▶ **DATA FOR THIS EXERCISE**
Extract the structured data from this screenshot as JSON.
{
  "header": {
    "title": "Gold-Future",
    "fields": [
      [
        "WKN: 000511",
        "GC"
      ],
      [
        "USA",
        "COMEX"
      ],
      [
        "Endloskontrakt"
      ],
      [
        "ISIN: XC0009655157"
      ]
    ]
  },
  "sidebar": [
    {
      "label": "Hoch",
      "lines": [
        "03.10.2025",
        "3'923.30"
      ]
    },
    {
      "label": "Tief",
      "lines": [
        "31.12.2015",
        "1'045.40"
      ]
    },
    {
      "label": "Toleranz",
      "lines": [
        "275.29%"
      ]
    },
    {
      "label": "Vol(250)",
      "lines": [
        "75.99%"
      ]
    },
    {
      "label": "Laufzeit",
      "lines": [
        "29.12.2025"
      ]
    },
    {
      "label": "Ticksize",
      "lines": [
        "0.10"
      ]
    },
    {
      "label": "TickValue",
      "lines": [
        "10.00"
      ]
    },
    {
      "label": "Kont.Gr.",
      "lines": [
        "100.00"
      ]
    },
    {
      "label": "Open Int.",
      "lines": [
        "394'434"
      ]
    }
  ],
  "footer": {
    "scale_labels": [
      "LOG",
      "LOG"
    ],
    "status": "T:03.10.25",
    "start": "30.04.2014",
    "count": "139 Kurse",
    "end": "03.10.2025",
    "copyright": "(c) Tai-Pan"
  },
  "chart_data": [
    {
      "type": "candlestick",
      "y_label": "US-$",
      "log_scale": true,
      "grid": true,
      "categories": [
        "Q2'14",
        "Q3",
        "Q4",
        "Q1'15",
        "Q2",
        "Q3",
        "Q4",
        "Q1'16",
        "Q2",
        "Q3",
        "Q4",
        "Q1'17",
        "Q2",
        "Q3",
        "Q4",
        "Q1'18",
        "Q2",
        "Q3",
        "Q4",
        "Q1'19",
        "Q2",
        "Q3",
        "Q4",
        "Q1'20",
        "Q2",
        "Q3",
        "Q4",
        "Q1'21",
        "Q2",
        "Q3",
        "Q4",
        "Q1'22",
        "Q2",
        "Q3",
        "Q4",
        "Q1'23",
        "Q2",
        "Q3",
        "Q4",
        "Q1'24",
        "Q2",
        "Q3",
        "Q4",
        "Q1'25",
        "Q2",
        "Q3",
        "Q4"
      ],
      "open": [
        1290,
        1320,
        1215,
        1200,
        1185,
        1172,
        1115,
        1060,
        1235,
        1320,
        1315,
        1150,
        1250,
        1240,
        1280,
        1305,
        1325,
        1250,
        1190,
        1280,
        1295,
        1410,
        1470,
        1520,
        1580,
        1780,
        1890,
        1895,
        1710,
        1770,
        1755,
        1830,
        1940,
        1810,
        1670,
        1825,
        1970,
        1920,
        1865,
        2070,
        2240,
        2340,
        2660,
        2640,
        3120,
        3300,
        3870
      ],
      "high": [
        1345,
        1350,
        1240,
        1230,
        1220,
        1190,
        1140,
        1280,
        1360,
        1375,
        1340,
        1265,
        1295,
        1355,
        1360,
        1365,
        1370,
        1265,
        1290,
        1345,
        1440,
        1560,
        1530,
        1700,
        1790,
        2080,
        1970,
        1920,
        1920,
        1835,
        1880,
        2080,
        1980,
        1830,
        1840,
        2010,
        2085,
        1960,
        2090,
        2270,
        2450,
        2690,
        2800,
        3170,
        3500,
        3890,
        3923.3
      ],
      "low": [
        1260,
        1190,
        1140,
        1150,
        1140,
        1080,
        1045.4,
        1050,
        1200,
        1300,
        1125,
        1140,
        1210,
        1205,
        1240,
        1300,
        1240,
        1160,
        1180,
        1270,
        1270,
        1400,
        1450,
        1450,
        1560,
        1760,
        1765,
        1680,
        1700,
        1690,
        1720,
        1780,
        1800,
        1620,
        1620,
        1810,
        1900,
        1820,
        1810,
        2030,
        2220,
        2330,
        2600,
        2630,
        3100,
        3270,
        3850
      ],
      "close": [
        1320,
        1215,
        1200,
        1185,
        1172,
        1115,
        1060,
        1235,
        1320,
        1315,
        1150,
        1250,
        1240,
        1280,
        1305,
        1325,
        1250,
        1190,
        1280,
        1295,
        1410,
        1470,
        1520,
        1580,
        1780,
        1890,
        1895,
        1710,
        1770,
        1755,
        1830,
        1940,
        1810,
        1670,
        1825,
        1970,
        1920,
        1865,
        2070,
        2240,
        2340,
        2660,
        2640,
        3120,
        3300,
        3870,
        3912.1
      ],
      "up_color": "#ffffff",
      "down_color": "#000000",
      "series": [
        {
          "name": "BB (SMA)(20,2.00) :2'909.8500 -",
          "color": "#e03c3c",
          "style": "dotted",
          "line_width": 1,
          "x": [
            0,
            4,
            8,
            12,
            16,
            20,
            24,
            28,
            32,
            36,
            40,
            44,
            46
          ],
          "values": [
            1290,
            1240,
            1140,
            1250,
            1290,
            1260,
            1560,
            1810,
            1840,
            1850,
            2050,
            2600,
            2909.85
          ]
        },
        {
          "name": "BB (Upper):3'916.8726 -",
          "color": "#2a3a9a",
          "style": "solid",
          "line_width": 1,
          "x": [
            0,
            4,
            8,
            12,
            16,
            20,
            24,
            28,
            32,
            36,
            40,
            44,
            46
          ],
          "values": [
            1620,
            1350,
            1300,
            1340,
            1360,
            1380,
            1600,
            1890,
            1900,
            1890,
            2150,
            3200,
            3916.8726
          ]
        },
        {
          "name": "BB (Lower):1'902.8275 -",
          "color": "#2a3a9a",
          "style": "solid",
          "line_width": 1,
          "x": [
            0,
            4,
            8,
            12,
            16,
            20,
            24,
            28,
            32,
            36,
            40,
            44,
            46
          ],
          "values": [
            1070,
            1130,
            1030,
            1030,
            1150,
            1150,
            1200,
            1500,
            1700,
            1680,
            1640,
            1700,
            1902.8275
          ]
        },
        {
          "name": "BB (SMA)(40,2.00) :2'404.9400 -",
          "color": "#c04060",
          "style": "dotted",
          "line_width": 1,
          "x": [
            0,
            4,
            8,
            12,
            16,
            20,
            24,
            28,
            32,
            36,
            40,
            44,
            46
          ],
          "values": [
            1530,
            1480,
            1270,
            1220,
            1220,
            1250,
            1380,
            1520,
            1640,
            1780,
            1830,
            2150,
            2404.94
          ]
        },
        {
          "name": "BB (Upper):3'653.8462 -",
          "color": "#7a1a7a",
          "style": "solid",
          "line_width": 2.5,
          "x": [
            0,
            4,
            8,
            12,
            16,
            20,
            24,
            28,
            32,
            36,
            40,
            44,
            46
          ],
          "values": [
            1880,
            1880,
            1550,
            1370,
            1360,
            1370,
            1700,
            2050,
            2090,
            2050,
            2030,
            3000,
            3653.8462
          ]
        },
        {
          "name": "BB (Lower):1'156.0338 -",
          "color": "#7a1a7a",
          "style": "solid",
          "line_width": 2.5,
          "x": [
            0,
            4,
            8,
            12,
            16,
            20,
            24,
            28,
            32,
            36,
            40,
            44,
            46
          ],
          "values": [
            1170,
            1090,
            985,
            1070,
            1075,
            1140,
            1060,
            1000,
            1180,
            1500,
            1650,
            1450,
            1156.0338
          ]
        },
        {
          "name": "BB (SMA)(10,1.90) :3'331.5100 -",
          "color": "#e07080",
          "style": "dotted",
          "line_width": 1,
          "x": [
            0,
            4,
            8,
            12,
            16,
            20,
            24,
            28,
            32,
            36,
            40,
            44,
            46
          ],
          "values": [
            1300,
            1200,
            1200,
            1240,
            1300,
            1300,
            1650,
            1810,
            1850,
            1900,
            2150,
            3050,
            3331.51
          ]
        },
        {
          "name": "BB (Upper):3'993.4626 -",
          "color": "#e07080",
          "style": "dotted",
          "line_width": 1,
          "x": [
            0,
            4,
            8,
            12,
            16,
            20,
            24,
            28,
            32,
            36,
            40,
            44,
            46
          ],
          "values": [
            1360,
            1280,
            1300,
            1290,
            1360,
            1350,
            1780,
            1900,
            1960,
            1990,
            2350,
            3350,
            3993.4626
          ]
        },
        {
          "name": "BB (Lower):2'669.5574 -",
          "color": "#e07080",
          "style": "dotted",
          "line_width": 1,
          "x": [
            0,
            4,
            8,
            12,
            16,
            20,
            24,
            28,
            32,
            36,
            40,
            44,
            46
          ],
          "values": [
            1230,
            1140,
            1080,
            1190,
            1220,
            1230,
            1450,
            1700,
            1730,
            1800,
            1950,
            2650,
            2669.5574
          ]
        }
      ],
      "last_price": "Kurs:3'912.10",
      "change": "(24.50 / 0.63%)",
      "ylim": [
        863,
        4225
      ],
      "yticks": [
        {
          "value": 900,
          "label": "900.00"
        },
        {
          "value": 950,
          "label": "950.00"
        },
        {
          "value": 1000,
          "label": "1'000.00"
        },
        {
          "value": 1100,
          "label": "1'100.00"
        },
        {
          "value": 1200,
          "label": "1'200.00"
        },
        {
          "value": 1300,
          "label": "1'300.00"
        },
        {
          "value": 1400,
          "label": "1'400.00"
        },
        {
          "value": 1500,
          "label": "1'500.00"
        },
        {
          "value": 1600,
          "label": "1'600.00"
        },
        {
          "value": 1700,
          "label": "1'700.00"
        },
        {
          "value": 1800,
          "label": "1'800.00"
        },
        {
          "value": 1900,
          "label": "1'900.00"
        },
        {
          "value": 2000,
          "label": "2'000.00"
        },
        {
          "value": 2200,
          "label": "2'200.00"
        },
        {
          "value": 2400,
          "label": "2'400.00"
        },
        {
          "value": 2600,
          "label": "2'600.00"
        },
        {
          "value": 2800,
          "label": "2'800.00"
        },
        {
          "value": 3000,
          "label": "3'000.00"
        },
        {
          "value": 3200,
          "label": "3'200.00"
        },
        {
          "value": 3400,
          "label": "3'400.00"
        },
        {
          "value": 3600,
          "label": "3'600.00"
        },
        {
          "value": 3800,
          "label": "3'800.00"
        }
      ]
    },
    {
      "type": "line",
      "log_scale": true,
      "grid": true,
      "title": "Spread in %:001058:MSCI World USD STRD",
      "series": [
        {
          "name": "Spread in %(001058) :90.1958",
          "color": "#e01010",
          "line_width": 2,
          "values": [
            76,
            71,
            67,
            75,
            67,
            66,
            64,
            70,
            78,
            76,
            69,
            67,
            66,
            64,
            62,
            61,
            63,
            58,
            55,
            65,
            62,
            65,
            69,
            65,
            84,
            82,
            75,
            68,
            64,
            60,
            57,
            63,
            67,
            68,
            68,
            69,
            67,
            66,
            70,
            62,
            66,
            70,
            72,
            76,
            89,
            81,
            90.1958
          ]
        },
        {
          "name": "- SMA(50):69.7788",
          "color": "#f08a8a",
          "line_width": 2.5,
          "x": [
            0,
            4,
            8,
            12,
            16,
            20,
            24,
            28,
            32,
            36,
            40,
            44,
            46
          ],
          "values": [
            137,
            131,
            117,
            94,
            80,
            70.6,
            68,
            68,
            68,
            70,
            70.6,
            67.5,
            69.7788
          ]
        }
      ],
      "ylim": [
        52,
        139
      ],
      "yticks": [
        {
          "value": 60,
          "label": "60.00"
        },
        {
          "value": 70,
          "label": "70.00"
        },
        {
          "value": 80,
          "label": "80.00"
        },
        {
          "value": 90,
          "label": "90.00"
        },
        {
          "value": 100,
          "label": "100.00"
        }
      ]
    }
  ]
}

▶ **WHAT THE EXERCISE ASKS**
Find each line holding the word "Lower" and copy it.

▶ **RESULT OF THIS EXERCISE**
          "name": "BB (Lower):1'902.8275 -",
          "name": "BB (Lower):1'156.0338 -",
          "name": "BB (Lower):2'669.5574 -",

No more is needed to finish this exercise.